Что требуется:
1. Определите, согласуются ли с текстом о Леониде Губанове следующие утверждения: (a) Юрий Кублановский заведует отделом поэзии журнала «Новый мир»; (b) достаточно полное собрание стихотворений Губанова вышло пять лет назад; (c) Кублановский называет Губанова рациональным поэтом. Для каждого дайте ответ «да» или «нет» и приведите точную цитату, на которой он основан.
2. Объясните, что, согласно тексту о Леониде Губанове, опустошило и смяло «березок вечный лазарет».
3. Продолжите текст о Леониде Губанове после его последней фразы.

Текст:
########################################
Так мы съезжались на шабаш,
Как пальцы вылинявшей меди,
Гулял возок в пасхально меловом овраге,
И мы не думали о смерти,
А мыслили лишь о бумаге.
Смущали красные чулки
Зари, под ними лишь червонцы,
И галок черные курки
С печалью корчились на солнце.
Березок вечный лазарет
Опустошен и смят разлукой,
Ни брата, ни сестры уж нет,
Как их не кличь и не аукай.
Лишь красные чулки зари,
А в них монеты и монеты,
И эхо чудное вдали,
Так заплатили нам поэты.
Так читал в шестидесятые Леонид Губанов. Эти записи предоставлены нам фондом архивной службы авторской песни. О Леониде Губанове говорит его близкий друг, член литературной группы «СМОГ», лауреат множества литературных премий, заведующий отделом поэзии журнала Новый мир, поэт Юрий Кублановский: «Когда два года назад вышло его достаточно полное собрание стихотворений, я опять не мог не поразиться удивительной фантазии, причудливости образов. И вот странно, как бы не были сюрреалистичны эти образы, все равно в них чувствовалась внутренняя правота. То, что это поэт с очень сильным мистическим началом, поэт совершенно не заземленный, не рациональный — такое свое, немножко хлыстовское, я бы сказал, религиозное чувство».
########################################
Записи:
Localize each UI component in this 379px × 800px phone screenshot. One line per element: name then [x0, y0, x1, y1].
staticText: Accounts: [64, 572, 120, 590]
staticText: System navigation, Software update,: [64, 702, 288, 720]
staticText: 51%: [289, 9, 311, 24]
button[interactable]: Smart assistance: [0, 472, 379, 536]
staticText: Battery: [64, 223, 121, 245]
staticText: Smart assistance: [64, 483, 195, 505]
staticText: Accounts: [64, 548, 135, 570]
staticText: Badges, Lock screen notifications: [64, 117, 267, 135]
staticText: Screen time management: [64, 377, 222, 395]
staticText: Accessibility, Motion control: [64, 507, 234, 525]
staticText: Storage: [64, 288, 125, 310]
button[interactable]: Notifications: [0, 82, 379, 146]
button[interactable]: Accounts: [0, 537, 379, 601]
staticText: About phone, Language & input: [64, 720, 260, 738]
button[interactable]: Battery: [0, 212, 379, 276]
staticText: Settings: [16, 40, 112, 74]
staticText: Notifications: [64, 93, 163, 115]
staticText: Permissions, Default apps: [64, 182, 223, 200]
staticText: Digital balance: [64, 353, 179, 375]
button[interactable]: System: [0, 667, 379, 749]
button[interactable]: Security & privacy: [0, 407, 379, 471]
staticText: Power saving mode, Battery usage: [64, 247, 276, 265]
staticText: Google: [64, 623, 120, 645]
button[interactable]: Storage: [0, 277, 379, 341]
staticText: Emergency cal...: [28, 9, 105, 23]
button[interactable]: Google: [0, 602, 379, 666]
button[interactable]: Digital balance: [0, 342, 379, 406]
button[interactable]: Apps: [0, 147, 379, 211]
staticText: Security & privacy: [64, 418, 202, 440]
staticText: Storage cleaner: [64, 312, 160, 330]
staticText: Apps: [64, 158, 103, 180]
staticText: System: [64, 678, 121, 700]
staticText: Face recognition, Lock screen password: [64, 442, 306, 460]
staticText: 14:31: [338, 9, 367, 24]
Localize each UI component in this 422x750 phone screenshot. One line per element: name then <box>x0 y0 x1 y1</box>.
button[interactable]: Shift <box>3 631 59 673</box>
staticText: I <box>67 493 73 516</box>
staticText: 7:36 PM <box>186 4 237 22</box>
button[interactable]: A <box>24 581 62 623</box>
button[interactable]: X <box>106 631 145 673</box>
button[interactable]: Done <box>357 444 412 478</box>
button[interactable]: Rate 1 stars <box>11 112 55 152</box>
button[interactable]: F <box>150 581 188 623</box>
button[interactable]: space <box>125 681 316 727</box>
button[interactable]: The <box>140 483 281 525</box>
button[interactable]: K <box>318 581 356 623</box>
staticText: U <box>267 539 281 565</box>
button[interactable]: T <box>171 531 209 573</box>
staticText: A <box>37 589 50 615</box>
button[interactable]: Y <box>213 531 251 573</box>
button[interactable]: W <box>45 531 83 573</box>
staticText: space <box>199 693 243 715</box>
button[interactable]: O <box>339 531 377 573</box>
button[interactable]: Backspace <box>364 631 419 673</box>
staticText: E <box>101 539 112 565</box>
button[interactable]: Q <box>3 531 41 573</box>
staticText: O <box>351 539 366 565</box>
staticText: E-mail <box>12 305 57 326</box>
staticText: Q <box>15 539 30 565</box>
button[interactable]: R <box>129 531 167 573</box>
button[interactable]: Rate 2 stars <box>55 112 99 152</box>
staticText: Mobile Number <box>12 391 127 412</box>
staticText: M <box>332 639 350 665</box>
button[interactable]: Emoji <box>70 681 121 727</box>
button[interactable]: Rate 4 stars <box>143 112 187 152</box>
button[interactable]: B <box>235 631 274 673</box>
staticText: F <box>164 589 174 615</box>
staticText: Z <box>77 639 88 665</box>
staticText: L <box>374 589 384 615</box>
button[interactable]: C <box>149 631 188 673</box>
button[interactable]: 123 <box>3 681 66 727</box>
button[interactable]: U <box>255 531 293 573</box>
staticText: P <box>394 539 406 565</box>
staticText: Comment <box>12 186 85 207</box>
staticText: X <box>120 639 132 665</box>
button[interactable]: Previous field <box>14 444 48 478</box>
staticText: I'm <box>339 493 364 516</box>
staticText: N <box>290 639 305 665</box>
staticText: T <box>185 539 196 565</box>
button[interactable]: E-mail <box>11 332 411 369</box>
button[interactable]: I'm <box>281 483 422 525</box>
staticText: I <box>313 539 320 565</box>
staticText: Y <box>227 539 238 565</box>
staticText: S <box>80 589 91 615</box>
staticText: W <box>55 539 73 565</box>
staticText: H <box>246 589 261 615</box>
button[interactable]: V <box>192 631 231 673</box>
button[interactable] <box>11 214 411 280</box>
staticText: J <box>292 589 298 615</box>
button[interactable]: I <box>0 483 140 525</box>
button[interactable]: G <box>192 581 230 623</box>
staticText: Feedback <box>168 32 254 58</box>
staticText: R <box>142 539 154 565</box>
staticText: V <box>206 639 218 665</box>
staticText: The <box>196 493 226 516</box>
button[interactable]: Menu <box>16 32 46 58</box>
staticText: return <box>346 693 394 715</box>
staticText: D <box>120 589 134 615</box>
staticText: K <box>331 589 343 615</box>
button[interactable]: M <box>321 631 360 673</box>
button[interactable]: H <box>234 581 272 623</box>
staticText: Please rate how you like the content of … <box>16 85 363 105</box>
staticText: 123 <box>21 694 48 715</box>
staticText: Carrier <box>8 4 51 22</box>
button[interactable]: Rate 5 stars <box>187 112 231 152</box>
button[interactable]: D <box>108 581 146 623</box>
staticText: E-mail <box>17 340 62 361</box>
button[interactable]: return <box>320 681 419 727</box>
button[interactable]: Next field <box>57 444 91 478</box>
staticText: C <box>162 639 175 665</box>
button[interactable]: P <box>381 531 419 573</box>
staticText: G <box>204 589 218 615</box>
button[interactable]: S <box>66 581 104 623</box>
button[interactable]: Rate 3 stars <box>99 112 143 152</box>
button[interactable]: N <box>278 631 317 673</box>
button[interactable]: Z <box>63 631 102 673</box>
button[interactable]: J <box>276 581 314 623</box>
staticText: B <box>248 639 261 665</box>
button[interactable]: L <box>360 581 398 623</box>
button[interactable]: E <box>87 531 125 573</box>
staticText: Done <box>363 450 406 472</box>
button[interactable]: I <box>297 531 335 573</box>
########################################
Ответы:
1.
(a) Да: «заведующий отделом поэзии журнала Новый мир».
(b) Нет: «Когда два года назад вышло его достаточно полное собрание стихотворений».
(c) Нет: «поэт совершенно не заземленный, не рациональный».

2. «Березок вечный лазарет» опустошила и смяла разлука: в стихотворении сказано, что он «опустошен и смят разлукой».

3.
Все будет у меня — и хлеб, и дом,
и дождик, что стучит уже отчаянно,
как будто некрещеных миллион
к крещеным возвращается печально.
Заплаканных не будет глаз одних,
проклятья миру этому не будет.
Благословляю вечный свой родник
и голову свою на черном блюде.
И плащ, познавший ангела крыло,
и смерть, что в нищете со мною мается.
простое и железное перо,
которое над всеми улыбается.
А славе, беззащитной, как свеча,
зажженной на границе тьмы и тленья,
оставлю, умирая, невзначай
бессмертные свои стихотворенья.
Все будет у меня — и хлеб, и дом,
и Божий страх, и ангельские числа.
Но только умоляю: будь потом,
душа, отцеловавшая отчизну!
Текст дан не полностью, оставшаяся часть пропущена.